» **Material shown**:
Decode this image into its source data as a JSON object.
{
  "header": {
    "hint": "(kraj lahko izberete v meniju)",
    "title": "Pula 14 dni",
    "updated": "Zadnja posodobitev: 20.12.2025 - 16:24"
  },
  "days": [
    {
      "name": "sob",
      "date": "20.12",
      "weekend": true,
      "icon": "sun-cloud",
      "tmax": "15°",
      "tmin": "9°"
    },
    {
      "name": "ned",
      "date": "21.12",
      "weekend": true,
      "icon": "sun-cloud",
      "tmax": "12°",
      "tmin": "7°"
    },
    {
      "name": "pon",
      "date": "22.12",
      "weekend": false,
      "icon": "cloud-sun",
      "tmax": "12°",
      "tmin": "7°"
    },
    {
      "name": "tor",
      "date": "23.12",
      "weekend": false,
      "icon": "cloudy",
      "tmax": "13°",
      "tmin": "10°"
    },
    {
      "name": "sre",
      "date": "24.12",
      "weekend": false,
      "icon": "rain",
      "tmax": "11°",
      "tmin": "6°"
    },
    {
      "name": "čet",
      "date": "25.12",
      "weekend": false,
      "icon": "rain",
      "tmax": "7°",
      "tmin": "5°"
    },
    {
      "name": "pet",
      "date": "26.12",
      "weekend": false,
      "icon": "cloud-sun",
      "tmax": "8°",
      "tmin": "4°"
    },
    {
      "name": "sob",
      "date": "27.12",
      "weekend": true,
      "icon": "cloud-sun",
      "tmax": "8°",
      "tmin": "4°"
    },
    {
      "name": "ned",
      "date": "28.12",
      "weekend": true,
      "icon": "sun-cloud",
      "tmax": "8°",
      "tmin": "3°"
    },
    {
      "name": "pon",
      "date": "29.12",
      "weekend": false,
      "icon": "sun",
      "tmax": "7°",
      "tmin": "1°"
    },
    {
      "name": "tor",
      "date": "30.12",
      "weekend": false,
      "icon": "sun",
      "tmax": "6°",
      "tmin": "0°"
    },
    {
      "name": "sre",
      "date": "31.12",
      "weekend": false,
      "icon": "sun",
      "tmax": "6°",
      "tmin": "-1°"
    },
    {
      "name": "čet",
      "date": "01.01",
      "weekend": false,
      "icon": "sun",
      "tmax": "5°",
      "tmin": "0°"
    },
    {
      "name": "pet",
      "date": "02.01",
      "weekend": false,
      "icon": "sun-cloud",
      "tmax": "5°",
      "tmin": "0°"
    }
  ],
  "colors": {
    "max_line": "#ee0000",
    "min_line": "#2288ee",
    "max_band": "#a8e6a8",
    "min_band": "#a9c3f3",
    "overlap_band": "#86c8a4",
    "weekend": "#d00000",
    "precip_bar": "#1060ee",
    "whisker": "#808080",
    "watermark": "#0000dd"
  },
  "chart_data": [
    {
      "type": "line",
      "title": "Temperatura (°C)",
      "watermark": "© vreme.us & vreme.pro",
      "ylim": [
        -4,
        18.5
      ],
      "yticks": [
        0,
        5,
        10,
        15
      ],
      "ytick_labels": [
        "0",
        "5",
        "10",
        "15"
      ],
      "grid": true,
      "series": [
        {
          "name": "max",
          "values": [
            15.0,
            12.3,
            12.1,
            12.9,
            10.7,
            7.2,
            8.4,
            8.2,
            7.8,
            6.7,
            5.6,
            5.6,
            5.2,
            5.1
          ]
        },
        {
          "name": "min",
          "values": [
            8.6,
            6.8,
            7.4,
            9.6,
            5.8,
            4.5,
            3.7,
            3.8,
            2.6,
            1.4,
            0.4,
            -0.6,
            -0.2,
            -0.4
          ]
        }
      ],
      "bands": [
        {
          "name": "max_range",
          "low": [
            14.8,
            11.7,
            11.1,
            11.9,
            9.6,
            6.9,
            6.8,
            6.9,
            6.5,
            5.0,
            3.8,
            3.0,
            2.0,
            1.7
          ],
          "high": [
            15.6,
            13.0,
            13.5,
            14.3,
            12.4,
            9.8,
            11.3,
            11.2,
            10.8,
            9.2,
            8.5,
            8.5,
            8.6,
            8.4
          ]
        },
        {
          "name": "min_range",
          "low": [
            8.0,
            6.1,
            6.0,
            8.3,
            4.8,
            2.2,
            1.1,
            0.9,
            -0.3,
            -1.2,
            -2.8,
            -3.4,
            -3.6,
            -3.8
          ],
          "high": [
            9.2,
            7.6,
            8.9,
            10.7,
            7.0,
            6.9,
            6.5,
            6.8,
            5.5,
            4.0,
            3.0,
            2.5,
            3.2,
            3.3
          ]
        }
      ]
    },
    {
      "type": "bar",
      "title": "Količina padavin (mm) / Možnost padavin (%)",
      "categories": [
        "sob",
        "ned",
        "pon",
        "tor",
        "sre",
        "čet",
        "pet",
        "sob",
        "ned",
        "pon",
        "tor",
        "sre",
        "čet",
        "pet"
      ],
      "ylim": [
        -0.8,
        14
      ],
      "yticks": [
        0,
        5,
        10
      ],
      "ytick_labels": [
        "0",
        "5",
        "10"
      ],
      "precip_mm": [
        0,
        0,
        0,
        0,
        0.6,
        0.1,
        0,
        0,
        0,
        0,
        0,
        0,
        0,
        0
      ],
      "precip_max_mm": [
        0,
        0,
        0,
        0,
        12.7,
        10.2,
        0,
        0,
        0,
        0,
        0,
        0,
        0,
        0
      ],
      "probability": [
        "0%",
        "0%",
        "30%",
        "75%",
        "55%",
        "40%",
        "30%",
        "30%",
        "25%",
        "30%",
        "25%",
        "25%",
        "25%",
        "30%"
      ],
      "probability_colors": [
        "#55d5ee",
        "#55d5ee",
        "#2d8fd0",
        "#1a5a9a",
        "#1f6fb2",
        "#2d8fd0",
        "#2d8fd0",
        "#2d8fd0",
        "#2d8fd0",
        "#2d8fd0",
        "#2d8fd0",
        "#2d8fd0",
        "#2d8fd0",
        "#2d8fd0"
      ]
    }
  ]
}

» **Problem statement**:
Every line that holds the word "watermark" should be extracted.

» **Result for this task**:
    "watermark": "#0000dd"
      "watermark": "© vreme.us & vreme.pro",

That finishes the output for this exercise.